**WRITTEN INSTRUCTION**
Take each line containing "color" and report it exactly as written.

== GIVEN RECORDS ==

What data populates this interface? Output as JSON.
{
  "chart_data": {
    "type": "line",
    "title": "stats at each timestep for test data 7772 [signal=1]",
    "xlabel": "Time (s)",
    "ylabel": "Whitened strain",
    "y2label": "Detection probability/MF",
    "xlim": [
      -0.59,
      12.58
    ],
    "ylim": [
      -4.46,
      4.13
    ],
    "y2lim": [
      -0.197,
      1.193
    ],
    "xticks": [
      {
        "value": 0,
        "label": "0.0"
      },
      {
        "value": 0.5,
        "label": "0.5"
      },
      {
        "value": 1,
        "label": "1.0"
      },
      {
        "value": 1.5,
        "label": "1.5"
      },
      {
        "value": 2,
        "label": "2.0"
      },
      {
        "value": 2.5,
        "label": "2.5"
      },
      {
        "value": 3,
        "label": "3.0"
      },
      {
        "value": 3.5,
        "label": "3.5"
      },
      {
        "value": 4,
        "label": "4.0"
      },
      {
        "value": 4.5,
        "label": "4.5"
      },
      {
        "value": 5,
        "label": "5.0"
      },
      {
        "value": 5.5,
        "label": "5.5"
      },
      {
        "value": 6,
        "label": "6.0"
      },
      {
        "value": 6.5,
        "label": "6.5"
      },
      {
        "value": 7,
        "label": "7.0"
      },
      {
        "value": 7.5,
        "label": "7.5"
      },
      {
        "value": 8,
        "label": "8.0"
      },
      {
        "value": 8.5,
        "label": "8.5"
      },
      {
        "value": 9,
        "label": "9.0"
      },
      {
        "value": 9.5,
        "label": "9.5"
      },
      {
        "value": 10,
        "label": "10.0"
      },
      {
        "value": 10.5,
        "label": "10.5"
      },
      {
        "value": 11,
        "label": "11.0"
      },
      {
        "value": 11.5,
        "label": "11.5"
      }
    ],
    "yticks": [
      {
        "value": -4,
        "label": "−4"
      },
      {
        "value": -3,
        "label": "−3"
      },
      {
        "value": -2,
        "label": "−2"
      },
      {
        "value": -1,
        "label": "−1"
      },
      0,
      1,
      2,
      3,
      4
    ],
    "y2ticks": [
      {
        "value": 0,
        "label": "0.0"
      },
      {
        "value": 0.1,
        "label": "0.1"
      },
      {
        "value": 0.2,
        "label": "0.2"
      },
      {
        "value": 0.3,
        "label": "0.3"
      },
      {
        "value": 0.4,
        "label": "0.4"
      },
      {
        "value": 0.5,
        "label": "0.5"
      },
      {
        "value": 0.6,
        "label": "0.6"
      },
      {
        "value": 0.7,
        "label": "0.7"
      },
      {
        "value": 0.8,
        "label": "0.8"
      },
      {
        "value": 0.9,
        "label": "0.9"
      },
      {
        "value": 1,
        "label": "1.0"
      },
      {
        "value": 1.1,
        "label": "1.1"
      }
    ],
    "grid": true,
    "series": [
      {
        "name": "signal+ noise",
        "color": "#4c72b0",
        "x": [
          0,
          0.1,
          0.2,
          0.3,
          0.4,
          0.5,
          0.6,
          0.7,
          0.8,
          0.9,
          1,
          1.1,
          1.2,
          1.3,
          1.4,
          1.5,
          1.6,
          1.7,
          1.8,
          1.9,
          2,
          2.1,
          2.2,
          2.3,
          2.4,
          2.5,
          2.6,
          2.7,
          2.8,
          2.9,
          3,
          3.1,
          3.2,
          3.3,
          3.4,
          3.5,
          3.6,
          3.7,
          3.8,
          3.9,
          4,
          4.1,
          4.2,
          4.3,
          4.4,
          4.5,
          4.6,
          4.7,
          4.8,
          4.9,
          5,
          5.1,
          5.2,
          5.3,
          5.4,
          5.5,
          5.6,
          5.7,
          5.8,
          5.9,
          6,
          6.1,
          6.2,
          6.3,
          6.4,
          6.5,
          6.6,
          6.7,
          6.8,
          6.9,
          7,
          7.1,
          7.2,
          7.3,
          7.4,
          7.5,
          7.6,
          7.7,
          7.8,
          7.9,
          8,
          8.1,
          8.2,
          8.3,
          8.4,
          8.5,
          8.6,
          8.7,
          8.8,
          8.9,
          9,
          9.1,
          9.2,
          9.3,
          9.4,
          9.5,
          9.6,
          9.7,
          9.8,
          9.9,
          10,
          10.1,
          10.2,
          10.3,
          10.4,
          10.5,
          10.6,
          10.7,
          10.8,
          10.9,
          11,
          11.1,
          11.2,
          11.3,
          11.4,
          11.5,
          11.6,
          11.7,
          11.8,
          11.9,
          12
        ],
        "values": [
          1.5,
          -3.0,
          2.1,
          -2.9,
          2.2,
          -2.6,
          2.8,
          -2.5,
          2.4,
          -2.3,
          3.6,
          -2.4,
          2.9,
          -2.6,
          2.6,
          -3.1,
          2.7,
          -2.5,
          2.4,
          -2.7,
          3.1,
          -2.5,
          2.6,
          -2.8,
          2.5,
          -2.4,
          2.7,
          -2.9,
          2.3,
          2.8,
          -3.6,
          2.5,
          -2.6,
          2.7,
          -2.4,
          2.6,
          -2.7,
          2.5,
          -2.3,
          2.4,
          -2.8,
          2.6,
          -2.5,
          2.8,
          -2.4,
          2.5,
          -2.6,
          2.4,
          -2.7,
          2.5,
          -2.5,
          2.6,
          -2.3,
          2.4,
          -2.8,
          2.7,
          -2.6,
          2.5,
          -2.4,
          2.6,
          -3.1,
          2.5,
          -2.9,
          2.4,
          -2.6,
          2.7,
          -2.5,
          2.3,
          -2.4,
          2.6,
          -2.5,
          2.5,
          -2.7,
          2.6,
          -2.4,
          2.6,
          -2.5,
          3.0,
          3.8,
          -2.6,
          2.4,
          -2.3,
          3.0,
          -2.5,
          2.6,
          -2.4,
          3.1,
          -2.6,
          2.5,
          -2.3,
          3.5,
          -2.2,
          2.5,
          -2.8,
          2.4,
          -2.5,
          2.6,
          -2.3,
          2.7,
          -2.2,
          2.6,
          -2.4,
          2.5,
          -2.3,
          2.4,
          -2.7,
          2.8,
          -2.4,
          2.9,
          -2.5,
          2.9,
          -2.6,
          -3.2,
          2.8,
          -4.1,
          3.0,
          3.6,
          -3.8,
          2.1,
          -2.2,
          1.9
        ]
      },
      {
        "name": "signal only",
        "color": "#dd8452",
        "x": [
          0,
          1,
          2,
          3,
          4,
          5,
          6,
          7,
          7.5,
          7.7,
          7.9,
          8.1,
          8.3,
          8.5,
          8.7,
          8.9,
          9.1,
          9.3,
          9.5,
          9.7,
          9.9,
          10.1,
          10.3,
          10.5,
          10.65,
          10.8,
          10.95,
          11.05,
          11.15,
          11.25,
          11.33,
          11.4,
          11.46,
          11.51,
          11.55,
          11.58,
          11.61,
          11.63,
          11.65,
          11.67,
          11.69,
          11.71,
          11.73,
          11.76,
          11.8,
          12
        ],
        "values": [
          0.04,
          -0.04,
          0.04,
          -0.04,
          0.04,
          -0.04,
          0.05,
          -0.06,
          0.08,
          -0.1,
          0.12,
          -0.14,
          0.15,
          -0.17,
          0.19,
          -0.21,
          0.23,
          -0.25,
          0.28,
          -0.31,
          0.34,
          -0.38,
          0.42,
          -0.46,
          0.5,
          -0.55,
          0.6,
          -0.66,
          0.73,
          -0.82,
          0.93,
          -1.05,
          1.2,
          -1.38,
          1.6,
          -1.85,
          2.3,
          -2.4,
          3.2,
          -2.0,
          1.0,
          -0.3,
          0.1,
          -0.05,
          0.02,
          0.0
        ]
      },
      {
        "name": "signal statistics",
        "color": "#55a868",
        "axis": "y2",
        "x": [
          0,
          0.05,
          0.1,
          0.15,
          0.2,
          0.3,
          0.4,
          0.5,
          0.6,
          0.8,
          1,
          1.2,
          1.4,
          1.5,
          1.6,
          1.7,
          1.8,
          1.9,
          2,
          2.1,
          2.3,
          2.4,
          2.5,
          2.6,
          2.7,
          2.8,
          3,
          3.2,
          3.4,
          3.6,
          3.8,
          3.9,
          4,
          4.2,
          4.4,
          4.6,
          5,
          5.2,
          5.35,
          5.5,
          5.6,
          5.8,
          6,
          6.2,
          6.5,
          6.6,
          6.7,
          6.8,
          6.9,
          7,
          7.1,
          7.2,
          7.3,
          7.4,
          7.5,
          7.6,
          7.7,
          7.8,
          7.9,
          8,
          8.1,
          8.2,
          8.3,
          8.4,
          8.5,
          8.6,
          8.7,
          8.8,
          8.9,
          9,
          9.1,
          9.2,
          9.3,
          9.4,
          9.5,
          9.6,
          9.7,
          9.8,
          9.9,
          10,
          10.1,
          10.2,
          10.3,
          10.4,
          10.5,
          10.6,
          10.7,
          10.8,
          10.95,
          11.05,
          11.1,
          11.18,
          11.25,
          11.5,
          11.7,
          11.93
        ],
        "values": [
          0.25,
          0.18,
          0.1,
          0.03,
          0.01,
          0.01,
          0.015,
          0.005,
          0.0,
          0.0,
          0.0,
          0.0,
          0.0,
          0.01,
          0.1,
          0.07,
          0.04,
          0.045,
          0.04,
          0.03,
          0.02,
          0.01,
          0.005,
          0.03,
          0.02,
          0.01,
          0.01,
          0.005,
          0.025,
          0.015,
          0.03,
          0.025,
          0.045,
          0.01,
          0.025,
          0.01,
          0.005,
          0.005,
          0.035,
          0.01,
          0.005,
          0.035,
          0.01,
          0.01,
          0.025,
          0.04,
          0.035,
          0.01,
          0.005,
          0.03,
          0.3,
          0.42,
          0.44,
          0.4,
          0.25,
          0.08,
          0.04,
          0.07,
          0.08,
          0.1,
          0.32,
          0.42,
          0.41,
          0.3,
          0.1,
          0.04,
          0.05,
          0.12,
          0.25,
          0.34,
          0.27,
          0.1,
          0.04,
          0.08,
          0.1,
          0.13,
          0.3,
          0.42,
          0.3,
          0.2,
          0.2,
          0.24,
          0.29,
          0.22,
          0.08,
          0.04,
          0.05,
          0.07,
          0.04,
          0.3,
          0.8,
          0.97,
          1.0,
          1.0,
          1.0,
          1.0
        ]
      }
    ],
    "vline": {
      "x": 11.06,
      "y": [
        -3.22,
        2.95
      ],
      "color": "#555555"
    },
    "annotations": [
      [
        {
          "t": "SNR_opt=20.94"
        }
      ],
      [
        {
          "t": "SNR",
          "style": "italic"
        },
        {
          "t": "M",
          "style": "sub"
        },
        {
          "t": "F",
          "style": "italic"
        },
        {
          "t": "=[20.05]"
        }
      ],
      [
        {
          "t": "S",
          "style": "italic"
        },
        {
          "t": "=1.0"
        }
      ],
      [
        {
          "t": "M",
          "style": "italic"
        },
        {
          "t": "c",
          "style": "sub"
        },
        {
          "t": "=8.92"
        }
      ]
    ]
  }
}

===

**OUTPUT OF THE EXERCISE**
        "color": "#4c72b0",
        "color": "#dd8452",
        "color": "#55a868",
      "color": "#555555"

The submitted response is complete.